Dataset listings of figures
>> START
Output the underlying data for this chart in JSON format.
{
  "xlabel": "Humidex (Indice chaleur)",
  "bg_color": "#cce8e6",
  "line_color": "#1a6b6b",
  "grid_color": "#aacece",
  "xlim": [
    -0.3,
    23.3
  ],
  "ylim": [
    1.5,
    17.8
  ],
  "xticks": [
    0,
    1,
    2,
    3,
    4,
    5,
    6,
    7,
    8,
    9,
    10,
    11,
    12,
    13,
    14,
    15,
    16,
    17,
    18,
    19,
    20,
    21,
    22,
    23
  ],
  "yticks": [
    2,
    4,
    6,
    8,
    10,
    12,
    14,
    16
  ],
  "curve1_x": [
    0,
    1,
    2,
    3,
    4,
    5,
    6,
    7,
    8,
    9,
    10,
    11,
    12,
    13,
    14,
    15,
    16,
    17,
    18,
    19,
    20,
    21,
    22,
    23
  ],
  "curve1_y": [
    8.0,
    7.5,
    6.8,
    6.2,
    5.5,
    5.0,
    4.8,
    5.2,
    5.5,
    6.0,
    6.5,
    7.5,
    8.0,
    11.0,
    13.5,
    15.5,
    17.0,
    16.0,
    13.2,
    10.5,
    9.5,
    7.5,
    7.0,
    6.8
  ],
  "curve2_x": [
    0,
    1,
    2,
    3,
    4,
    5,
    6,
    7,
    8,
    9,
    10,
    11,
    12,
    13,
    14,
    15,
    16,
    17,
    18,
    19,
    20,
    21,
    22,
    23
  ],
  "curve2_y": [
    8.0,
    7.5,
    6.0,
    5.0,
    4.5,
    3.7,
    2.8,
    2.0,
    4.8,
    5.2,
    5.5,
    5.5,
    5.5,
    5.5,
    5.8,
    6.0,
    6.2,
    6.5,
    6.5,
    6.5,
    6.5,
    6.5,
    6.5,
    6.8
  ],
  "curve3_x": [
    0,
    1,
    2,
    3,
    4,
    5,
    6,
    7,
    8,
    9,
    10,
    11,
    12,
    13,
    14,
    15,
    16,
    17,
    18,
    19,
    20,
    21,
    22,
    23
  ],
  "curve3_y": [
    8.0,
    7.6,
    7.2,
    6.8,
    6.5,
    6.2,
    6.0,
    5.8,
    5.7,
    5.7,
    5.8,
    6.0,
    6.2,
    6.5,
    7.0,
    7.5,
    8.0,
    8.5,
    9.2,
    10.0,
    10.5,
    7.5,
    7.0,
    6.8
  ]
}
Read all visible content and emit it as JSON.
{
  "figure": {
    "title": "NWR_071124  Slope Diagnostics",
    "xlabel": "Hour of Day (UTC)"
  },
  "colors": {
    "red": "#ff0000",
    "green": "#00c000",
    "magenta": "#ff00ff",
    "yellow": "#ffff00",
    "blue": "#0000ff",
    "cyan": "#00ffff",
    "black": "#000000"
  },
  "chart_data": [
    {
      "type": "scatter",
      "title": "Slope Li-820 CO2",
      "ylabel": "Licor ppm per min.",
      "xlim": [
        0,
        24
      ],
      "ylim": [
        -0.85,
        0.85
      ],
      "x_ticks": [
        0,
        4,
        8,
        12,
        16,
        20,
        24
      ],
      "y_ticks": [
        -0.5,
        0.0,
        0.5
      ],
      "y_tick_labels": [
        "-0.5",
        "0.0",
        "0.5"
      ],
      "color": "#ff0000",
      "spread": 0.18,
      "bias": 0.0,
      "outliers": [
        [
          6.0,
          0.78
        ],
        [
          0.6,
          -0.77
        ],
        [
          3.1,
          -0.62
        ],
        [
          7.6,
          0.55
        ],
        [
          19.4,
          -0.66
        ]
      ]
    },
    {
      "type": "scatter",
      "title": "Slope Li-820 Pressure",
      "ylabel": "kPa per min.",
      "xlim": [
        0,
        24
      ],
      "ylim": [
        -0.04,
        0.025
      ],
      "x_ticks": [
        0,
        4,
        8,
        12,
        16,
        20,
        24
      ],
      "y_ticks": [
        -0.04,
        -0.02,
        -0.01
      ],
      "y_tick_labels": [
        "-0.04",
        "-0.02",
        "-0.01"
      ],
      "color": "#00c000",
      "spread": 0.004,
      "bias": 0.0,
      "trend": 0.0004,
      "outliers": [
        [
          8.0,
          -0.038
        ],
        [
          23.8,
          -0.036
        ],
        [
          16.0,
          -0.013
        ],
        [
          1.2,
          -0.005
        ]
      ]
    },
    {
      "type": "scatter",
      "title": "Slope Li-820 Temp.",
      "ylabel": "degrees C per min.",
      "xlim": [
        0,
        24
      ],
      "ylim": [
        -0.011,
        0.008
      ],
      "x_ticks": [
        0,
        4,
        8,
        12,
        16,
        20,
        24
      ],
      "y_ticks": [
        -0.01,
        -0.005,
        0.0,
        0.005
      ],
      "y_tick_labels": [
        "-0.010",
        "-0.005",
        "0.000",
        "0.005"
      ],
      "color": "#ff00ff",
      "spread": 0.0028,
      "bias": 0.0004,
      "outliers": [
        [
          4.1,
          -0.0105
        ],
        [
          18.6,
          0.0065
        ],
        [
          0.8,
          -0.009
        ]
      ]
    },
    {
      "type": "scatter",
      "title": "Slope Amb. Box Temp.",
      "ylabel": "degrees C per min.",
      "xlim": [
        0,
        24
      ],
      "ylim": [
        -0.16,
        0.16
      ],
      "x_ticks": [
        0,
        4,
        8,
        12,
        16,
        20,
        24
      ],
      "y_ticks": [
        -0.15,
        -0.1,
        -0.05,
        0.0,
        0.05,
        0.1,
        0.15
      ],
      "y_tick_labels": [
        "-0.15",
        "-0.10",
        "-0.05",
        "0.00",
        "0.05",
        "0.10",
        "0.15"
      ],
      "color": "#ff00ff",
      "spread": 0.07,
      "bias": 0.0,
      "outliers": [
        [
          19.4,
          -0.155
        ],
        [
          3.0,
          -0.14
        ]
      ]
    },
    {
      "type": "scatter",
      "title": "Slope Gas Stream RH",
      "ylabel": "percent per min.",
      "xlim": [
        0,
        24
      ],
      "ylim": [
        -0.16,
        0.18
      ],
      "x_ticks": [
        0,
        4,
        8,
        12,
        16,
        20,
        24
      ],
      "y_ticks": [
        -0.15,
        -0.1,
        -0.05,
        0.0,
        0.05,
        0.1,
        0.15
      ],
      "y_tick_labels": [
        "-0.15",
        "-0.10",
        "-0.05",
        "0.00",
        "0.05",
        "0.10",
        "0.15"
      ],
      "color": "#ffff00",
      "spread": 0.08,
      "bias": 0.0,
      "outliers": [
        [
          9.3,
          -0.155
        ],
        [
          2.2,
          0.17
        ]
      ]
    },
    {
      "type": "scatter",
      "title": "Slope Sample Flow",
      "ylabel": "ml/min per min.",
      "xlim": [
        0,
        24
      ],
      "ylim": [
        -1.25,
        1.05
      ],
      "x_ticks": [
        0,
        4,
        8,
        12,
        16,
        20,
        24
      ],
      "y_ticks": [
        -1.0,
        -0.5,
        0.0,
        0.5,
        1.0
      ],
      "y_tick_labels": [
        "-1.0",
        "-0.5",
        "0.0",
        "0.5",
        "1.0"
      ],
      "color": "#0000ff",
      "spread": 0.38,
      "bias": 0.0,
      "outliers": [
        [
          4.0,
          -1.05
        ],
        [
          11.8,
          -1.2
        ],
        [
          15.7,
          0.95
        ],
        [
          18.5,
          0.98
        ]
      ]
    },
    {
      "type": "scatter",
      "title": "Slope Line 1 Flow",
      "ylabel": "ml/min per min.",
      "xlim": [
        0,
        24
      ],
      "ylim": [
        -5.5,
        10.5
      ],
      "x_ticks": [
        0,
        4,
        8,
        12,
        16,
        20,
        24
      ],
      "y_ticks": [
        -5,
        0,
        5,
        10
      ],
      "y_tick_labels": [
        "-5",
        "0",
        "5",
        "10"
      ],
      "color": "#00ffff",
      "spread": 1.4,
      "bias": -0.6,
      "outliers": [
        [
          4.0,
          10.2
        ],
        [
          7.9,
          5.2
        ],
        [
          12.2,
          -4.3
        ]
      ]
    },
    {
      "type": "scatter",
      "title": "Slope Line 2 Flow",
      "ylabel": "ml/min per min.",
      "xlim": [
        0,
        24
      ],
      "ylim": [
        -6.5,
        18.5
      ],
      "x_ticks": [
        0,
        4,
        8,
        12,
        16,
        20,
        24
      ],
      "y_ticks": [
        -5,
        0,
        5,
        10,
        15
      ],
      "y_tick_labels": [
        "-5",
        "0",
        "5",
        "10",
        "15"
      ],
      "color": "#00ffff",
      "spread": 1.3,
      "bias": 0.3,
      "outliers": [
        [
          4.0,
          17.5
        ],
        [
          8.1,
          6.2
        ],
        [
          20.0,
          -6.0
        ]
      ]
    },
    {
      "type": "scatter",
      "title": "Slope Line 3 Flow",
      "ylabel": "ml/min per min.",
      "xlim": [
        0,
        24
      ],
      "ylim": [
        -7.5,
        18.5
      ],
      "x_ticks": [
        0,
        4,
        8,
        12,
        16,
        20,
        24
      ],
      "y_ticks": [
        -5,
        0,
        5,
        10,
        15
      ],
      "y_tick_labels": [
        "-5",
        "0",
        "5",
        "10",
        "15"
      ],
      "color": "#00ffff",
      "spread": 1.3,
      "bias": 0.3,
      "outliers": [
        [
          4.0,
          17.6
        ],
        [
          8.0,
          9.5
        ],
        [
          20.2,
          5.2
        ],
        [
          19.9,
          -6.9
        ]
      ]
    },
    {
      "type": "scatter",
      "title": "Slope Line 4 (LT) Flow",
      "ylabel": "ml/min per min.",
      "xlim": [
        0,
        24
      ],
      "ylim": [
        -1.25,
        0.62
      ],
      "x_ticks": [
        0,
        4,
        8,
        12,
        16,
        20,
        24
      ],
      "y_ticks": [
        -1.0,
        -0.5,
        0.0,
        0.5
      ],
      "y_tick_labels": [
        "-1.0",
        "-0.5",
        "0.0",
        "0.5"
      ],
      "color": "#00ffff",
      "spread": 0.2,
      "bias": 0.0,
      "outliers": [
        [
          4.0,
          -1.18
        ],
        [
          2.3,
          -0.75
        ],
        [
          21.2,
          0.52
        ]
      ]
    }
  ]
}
>> END
Copy every line above that holds the word "Temp".

> **Problem solution**
      "title": "Slope Li-820 Temp.",
      "title": "Slope Amb. Box Temp.",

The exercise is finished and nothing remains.